> **Work to be completed**: Transcribe the entries that follow exactly as they appear, minus pictures.

Stored records
┄┄┄┄┄┄
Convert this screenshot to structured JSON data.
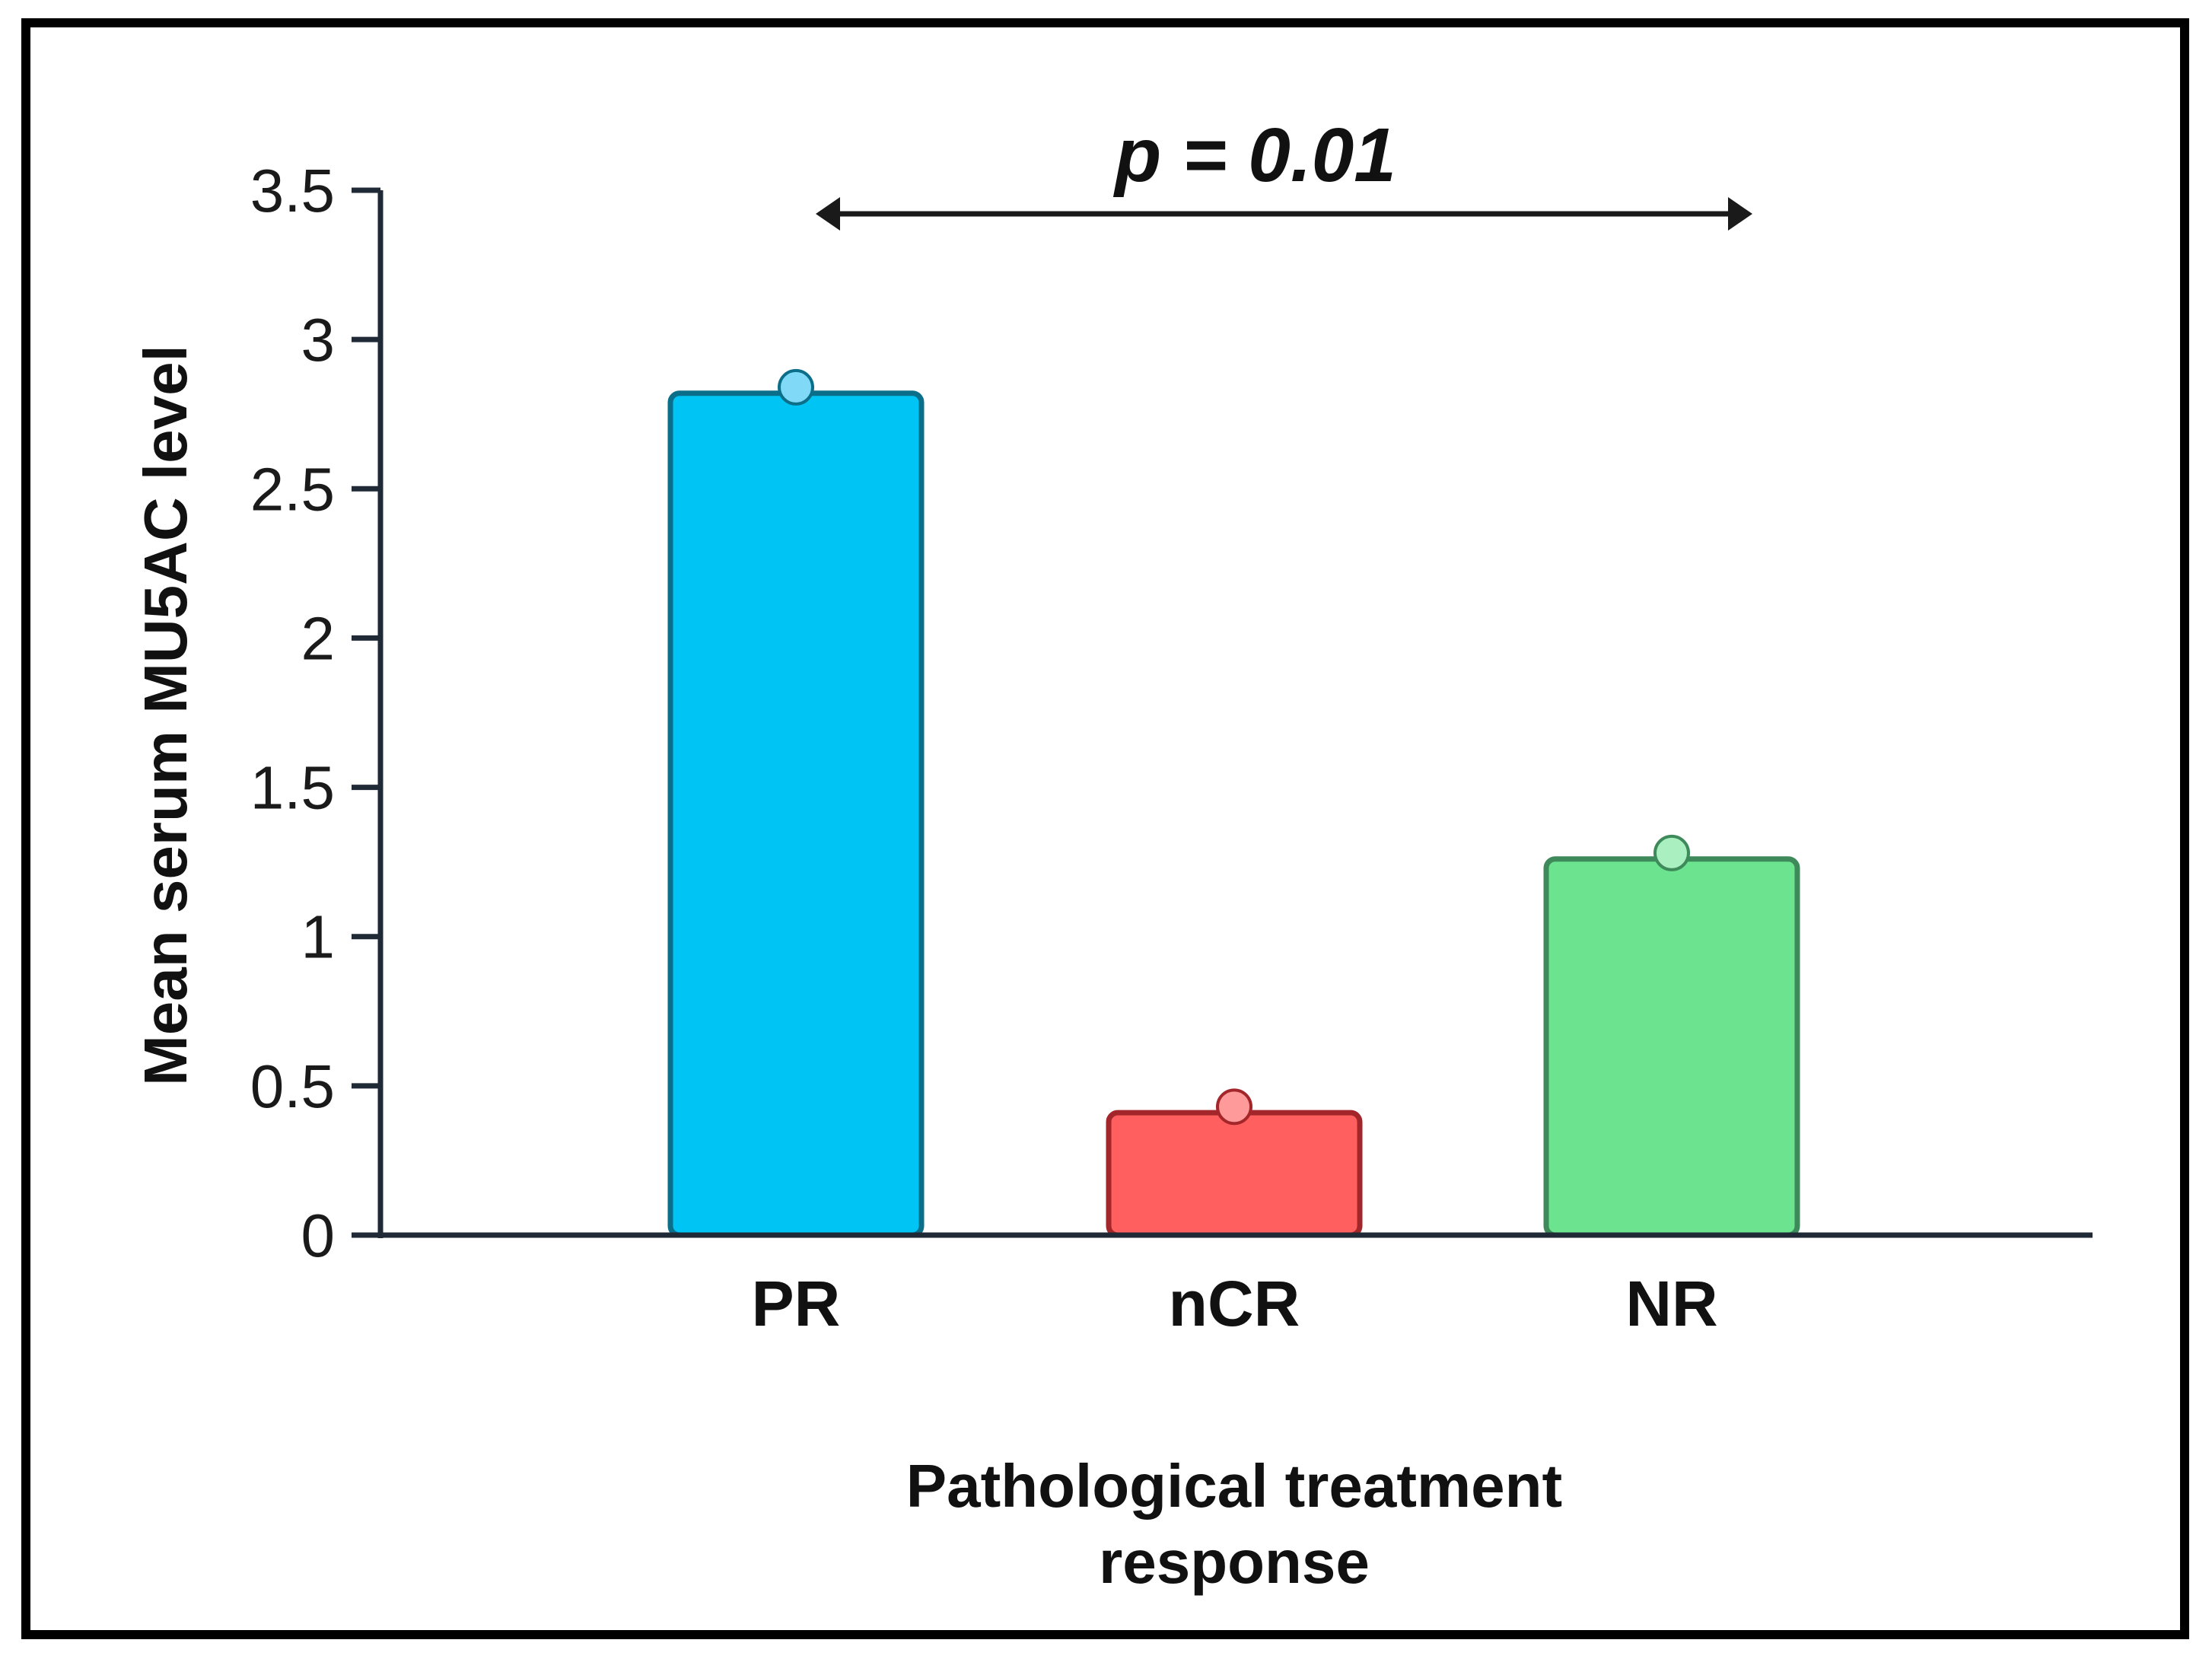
{
  "chart_data": {
    "type": "bar",
    "title": "",
    "categories": [
      "PR",
      "nCR",
      "NR"
    ],
    "values": [
      2.82,
      0.41,
      1.26
    ],
    "points": [
      2.84,
      0.43,
      1.28
    ],
    "colors": {
      "fill": [
        "#00c4f4",
        "#ff5f5f",
        "#6ce38f"
      ],
      "stroke": [
        "#0b6f8a",
        "#a3262b",
        "#3e8a5a"
      ],
      "point": [
        "#7fd9f7",
        "#ff9a9a",
        "#a9efbf"
      ]
    },
    "ylabel": "Mean serum MU5AC level",
    "xlabel_lines": [
      "Pathological treatment",
      "response"
    ],
    "ylim": [
      0,
      3.5
    ],
    "yticks": [
      0,
      0.5,
      1,
      1.5,
      2,
      2.5,
      3,
      3.5
    ],
    "ytick_labels": [
      "0",
      "0.5",
      "1",
      "1.5",
      "2",
      "2.5",
      "3",
      "3.5"
    ],
    "annotation": {
      "text": "p = 0.01",
      "from_category": "PR",
      "to_category": "NR",
      "style": "double-arrow"
    },
    "axis_color": "#1f2a36",
    "grid": false
  }
}
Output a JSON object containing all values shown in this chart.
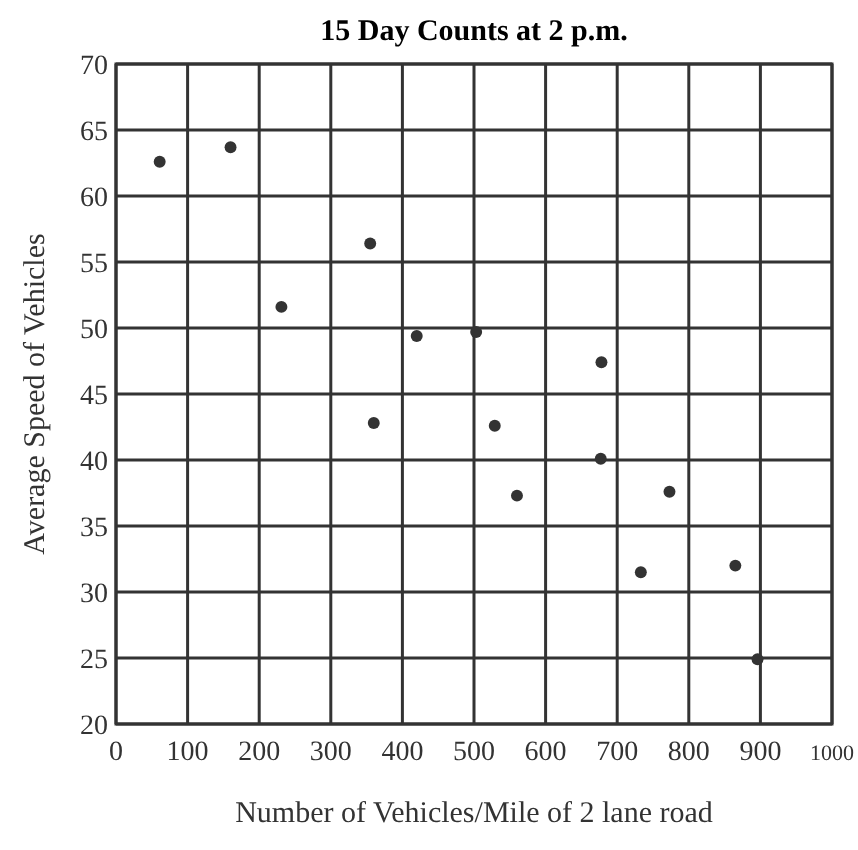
{
  "chart_data": {
    "type": "scatter",
    "title": "15 Day Counts at 2 p.m.",
    "xlabel": "Number of Vehicles/Mile of 2 lane road",
    "ylabel": "Average Speed of Vehicles",
    "x": [
      61,
      160,
      231,
      355,
      360,
      420,
      503,
      529,
      560,
      677,
      678,
      733,
      773,
      865,
      896
    ],
    "values": [
      62.6,
      63.7,
      51.6,
      56.4,
      42.8,
      49.4,
      49.7,
      42.6,
      37.3,
      40.1,
      47.4,
      31.5,
      37.6,
      32,
      24.9
    ],
    "color": "#333333",
    "marker": "circle",
    "grid": true,
    "xlim": [
      0,
      1000
    ],
    "xticks": [
      0,
      100,
      200,
      300,
      400,
      500,
      600,
      700,
      800,
      900,
      1000
    ],
    "ylim": [
      20,
      70
    ],
    "yticks": [
      20,
      25,
      30,
      35,
      40,
      45,
      50,
      55,
      60,
      65,
      70
    ]
  }
}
┄┄┄┄┄┄
> **The result**:
Convert this screenshot to structured JSON data.
{
  "chart_data": {
    "type": "bar",
    "title": "",
    "categories": [
      "PR",
      "nCR",
      "NR"
    ],
    "values": [
      2.82,
      0.41,
      1.26
    ],
    "points": [
      2.84,
      0.43,
      1.28
    ],
    "colors": {
      "fill": [
        "#00c4f4",
        "#ff5f5f",
        "#6ce38f"
      ],
      "stroke": [
        "#0b6f8a",
        "#a3262b",
        "#3e8a5a"
      ],
      "point": [
        "#7fd9f7",
        "#ff9a9a",
        "#a9efbf"
      ]
    },
    "ylabel": "Mean serum MU5AC level",
    "xlabel_lines": [
      "Pathological treatment",
      "response"
    ],
    "ylim": [
      0,
      3.5
    ],
    "yticks": [
      0,
      0.5,
      1,
      1.5,
      2,
      2.5,
      3,
      3.5
    ],
    "ytick_labels": [
      "0",
      "0.5",
      "1",
      "1.5",
      "2",
      "2.5",
      "3",
      "3.5"
    ],
    "annotation": {
      "text": "p = 0.01",
      "from_category": "PR",
      "to_category": "NR",
      "style": "double-arrow"
    },
    "axis_color": "#1f2a36",
    "grid": false
  }
}
Output a JSON object containing all values shown in this chart.
{
  "chart_data": {
    "type": "scatter",
    "title": "15 Day Counts at 2 p.m.",
    "xlabel": "Number of Vehicles/Mile of 2 lane road",
    "ylabel": "Average Speed of Vehicles",
    "x": [
      61,
      160,
      231,
      355,
      360,
      420,
      503,
      529,
      560,
      677,
      678,
      733,
      773,
      865,
      896
    ],
    "values": [
      62.6,
      63.7,
      51.6,
      56.4,
      42.8,
      49.4,
      49.7,
      42.6,
      37.3,
      40.1,
      47.4,
      31.5,
      37.6,
      32,
      24.9
    ],
    "color": "#333333",
    "marker": "circle",
    "grid": true,
    "xlim": [
      0,
      1000
    ],
    "xticks": [
      0,
      100,
      200,
      300,
      400,
      500,
      600,
      700,
      800,
      900,
      1000
    ],
    "ylim": [
      20,
      70
    ],
    "yticks": [
      20,
      25,
      30,
      35,
      40,
      45,
      50,
      55,
      60,
      65,
      70
    ]
  }
}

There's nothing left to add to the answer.